__What you will do__: Reproduce all entries verbatim, with nothing added or dropped.

__Records for processing__:
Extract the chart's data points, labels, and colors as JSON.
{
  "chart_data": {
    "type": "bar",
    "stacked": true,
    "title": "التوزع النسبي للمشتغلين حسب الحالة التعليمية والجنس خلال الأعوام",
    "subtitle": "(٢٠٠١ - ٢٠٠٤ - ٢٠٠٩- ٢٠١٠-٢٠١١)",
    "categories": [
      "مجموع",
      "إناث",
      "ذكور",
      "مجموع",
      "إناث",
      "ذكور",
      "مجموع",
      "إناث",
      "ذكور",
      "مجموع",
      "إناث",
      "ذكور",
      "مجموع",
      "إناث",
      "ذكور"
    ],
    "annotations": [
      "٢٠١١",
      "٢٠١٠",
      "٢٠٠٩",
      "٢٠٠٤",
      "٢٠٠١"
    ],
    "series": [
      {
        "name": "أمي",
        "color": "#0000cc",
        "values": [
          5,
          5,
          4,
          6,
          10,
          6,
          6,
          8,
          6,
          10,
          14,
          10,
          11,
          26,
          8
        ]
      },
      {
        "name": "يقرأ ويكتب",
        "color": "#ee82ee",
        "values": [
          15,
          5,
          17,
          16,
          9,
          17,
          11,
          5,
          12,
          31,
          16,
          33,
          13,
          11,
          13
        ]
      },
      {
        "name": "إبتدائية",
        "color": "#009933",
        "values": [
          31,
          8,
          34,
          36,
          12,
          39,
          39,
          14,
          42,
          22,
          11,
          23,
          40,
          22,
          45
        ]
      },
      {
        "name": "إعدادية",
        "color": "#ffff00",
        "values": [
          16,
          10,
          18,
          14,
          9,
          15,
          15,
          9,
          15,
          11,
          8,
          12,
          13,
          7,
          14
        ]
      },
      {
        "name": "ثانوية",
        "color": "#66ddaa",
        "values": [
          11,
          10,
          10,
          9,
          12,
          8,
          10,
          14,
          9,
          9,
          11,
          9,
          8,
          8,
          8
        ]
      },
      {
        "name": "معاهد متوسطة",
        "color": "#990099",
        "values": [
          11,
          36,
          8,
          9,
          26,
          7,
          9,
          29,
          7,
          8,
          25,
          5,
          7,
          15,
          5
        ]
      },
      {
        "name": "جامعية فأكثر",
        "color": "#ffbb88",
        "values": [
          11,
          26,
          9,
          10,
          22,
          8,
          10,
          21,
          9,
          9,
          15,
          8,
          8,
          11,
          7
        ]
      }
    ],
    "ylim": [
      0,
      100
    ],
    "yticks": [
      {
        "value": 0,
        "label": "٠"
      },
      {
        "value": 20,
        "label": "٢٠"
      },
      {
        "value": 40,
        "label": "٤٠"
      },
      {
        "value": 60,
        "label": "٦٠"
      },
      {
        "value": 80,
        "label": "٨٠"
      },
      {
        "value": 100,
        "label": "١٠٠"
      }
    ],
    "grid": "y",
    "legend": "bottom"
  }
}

__Exercise response__:
Extract the chart's data points, labels, and colors as JSON.
{
  "chart_data": {
    "type": "bar",
    "stacked": true,
    "title": "التوزع النسبي للمشتغلين حسب الحالة التعليمية والجنس خلال الأعوام",
    "subtitle": "(٢٠٠١ - ٢٠٠٤ - ٢٠٠٩- ٢٠١٠-٢٠١١)",
    "categories": [
      "مجموع",
      "إناث",
      "ذكور",
      "مجموع",
      "إناث",
      "ذكور",
      "مجموع",
      "إناث",
      "ذكور",
      "مجموع",
      "إناث",
      "ذكور",
      "مجموع",
      "إناث",
      "ذكور"
    ],
    "annotations": [
      "٢٠١١",
      "٢٠١٠",
      "٢٠٠٩",
      "٢٠٠٤",
      "٢٠٠١"
    ],
    "series": [
      {
        "name": "أمي",
        "color": "#0000cc",
        "values": [
          5,
          5,
          4,
          6,
          10,
          6,
          6,
          8,
          6,
          10,
          14,
          10,
          11,
          26,
          8
        ]
      },
      {
        "name": "يقرأ ويكتب",
        "color": "#ee82ee",
        "values": [
          15,
          5,
          17,
          16,
          9,
          17,
          11,
          5,
          12,
          31,
          16,
          33,
          13,
          11,
          13
        ]
      },
      {
        "name": "إبتدائية",
        "color": "#009933",
        "values": [
          31,
          8,
          34,
          36,
          12,
          39,
          39,
          14,
          42,
          22,
          11,
          23,
          40,
          22,
          45
        ]
      },
      {
        "name": "إعدادية",
        "color": "#ffff00",
        "values": [
          16,
          10,
          18,
          14,
          9,
          15,
          15,
          9,
          15,
          11,
          8,
          12,
          13,
          7,
          14
        ]
      },
      {
        "name": "ثانوية",
        "color": "#66ddaa",
        "values": [
          11,
          10,
          10,
          9,
          12,
          8,
          10,
          14,
          9,
          9,
          11,
          9,
          8,
          8,
          8
        ]
      },
      {
        "name": "معاهد متوسطة",
        "color": "#990099",
        "values": [
          11,
          36,
          8,
          9,
          26,
          7,
          9,
          29,
          7,
          8,
          25,
          5,
          7,
          15,
          5
        ]
      },
      {
        "name": "جامعية فأكثر",
        "color": "#ffbb88",
        "values": [
          11,
          26,
          9,
          10,
          22,
          8,
          10,
          21,
          9,
          9,
          15,
          8,
          8,
          11,
          7
        ]
      }
    ],
    "ylim": [
      0,
      100
    ],
    "yticks": [
      {
        "value": 0,
        "label": "٠"
      },
      {
        "value": 20,
        "label": "٢٠"
      },
      {
        "value": 40,
        "label": "٤٠"
      },
      {
        "value": 60,
        "label": "٦٠"
      },
      {
        "value": 80,
        "label": "٨٠"
      },
      {
        "value": 100,
        "label": "١٠٠"
      }
    ],
    "grid": "y",
    "legend": "bottom"
  }
}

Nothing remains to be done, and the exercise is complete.